YOUR GOAL: Repeat the data word for word. Do not include the pictures.

RECORDS FOR THIS TASK:
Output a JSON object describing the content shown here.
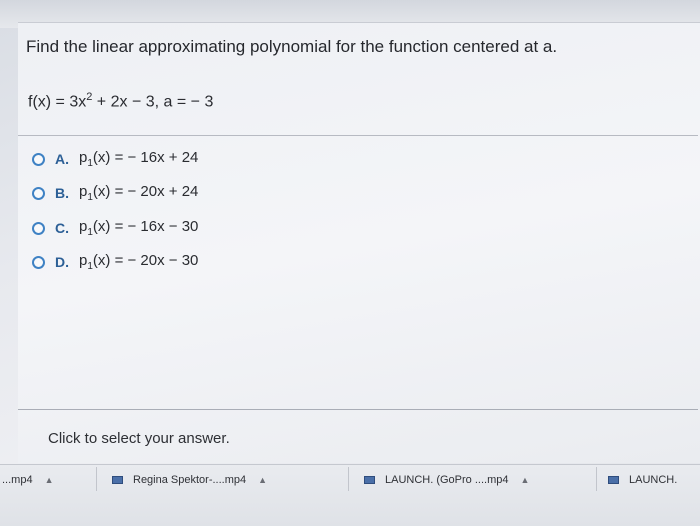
{
  "question": {
    "prompt": "Find the linear approximating polynomial for the function centered at a.",
    "function_prefix": "f(x) = 3x",
    "function_exponent": "2",
    "function_suffix": " + 2x − 3, a = − 3"
  },
  "options": [
    {
      "letter": "A.",
      "lhs": "p",
      "sub": "1",
      "rhs": "(x) = − 16x + 24"
    },
    {
      "letter": "B.",
      "lhs": "p",
      "sub": "1",
      "rhs": "(x) = − 20x + 24"
    },
    {
      "letter": "C.",
      "lhs": "p",
      "sub": "1",
      "rhs": "(x) = − 16x − 30"
    },
    {
      "letter": "D.",
      "lhs": "p",
      "sub": "1",
      "rhs": "(x) = − 20x − 30"
    }
  ],
  "instruction": "Click to select your answer.",
  "downloads": [
    {
      "label": "...mp4"
    },
    {
      "label": "Regina Spektor-....mp4"
    },
    {
      "label": "LAUNCH. (GoPro ....mp4"
    },
    {
      "label": "LAUNCH."
    }
  ],
  "icons": {
    "radio": "radio-button-icon",
    "download": "video-file-icon",
    "chevron": "chevron-up-icon"
  },
  "colors": {
    "radio_border": "#3f82c4",
    "option_letter": "#2c5f96"
  }
}
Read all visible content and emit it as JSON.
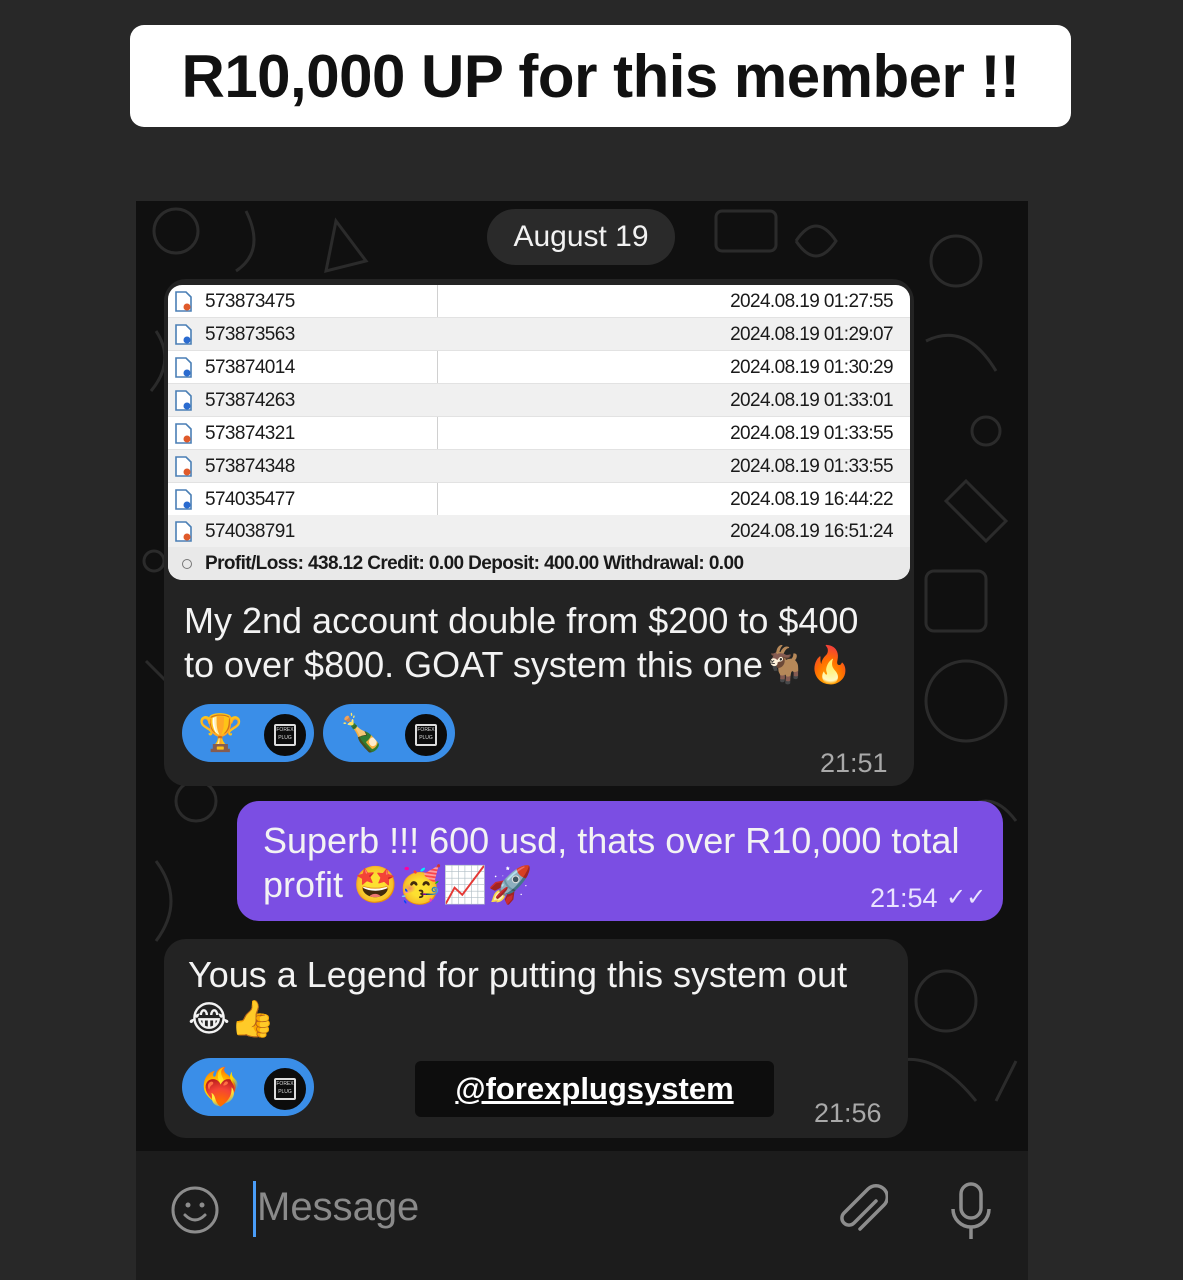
{
  "banner": {
    "text": "R10,000 UP for this member !!"
  },
  "chat": {
    "date": "August 19",
    "screenshot": {
      "rows": [
        {
          "id": "573873475",
          "datetime": "2024.08.19 01:27:55"
        },
        {
          "id": "573873563",
          "datetime": "2024.08.19 01:29:07"
        },
        {
          "id": "573874014",
          "datetime": "2024.08.19 01:30:29"
        },
        {
          "id": "573874263",
          "datetime": "2024.08.19 01:33:01"
        },
        {
          "id": "573874321",
          "datetime": "2024.08.19 01:33:55"
        },
        {
          "id": "573874348",
          "datetime": "2024.08.19 01:33:55"
        },
        {
          "id": "574035477",
          "datetime": "2024.08.19 16:44:22"
        },
        {
          "id": "574038791",
          "datetime": "2024.08.19 16:51:24"
        }
      ],
      "summary": "Profit/Loss: 438.12  Credit: 0.00  Deposit: 400.00  Withdrawal: 0.00"
    },
    "messages": [
      {
        "text_line1": "My 2nd account double from $200 to $400",
        "text_line2": "to over $800. GOAT system this one🐐🔥",
        "time": "21:51",
        "reactions": [
          "🏆",
          "🍾"
        ],
        "reactor_label": "FOREX PLUG"
      },
      {
        "text_line1": "Superb !!! 600 usd, thats over R10,000 total",
        "text_line2": "profit 🤩🥳📈🚀",
        "time": "21:54",
        "status": "✓✓"
      },
      {
        "text_line1": "Yous a Legend for putting this system out",
        "text_line2": "😂👍",
        "time": "21:56",
        "reactions": [
          "❤️‍🔥"
        ],
        "reactor_label": "FOREX PLUG"
      }
    ],
    "watermark": "@forexplugsystem",
    "input": {
      "placeholder": "Message"
    }
  },
  "icons": {
    "smile": "smile-icon",
    "attach": "paperclip-icon",
    "mic": "microphone-icon",
    "doc": "document-icon"
  }
}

SOLUTION FOR THIS PROBLEM:
Output a JSON object describing the content shown here.
{
  "question": {
    "prompt": "Find the linear approximating polynomial for the function centered at a.",
    "function_prefix": "f(x) = 3x",
    "function_exponent": "2",
    "function_suffix": " + 2x − 3, a = − 3"
  },
  "options": [
    {
      "letter": "A.",
      "lhs": "p",
      "sub": "1",
      "rhs": "(x) = − 16x + 24"
    },
    {
      "letter": "B.",
      "lhs": "p",
      "sub": "1",
      "rhs": "(x) = − 20x + 24"
    },
    {
      "letter": "C.",
      "lhs": "p",
      "sub": "1",
      "rhs": "(x) = − 16x − 30"
    },
    {
      "letter": "D.",
      "lhs": "p",
      "sub": "1",
      "rhs": "(x) = − 20x − 30"
    }
  ],
  "instruction": "Click to select your answer.",
  "downloads": [
    {
      "label": "...mp4"
    },
    {
      "label": "Regina Spektor-....mp4"
    },
    {
      "label": "LAUNCH. (GoPro ....mp4"
    },
    {
      "label": "LAUNCH."
    }
  ],
  "icons": {
    "radio": "radio-button-icon",
    "download": "video-file-icon",
    "chevron": "chevron-up-icon"
  },
  "colors": {
    "radio_border": "#3f82c4",
    "option_letter": "#2c5f96"
  }
}
Read all visible content and emit it as JSON.
{
  "banner": {
    "text": "R10,000 UP for this member !!"
  },
  "chat": {
    "date": "August 19",
    "screenshot": {
      "rows": [
        {
          "id": "573873475",
          "datetime": "2024.08.19 01:27:55"
        },
        {
          "id": "573873563",
          "datetime": "2024.08.19 01:29:07"
        },
        {
          "id": "573874014",
          "datetime": "2024.08.19 01:30:29"
        },
        {
          "id": "573874263",
          "datetime": "2024.08.19 01:33:01"
        },
        {
          "id": "573874321",
          "datetime": "2024.08.19 01:33:55"
        },
        {
          "id": "573874348",
          "datetime": "2024.08.19 01:33:55"
        },
        {
          "id": "574035477",
          "datetime": "2024.08.19 16:44:22"
        },
        {
          "id": "574038791",
          "datetime": "2024.08.19 16:51:24"
        }
      ],
      "summary": "Profit/Loss: 438.12  Credit: 0.00  Deposit: 400.00  Withdrawal: 0.00"
    },
    "messages": [
      {
        "text_line1": "My 2nd account double from $200 to $400",
        "text_line2": "to over $800. GOAT system this one🐐🔥",
        "time": "21:51",
        "reactions": [
          "🏆",
          "🍾"
        ],
        "reactor_label": "FOREX PLUG"
      },
      {
        "text_line1": "Superb !!! 600 usd, thats over R10,000 total",
        "text_line2": "profit 🤩🥳📈🚀",
        "time": "21:54",
        "status": "✓✓"
      },
      {
        "text_line1": "Yous a Legend for putting this system out",
        "text_line2": "😂👍",
        "time": "21:56",
        "reactions": [
          "❤️‍🔥"
        ],
        "reactor_label": "FOREX PLUG"
      }
    ],
    "watermark": "@forexplugsystem",
    "input": {
      "placeholder": "Message"
    }
  },
  "icons": {
    "smile": "smile-icon",
    "attach": "paperclip-icon",
    "mic": "microphone-icon",
    "doc": "document-icon"
  }
}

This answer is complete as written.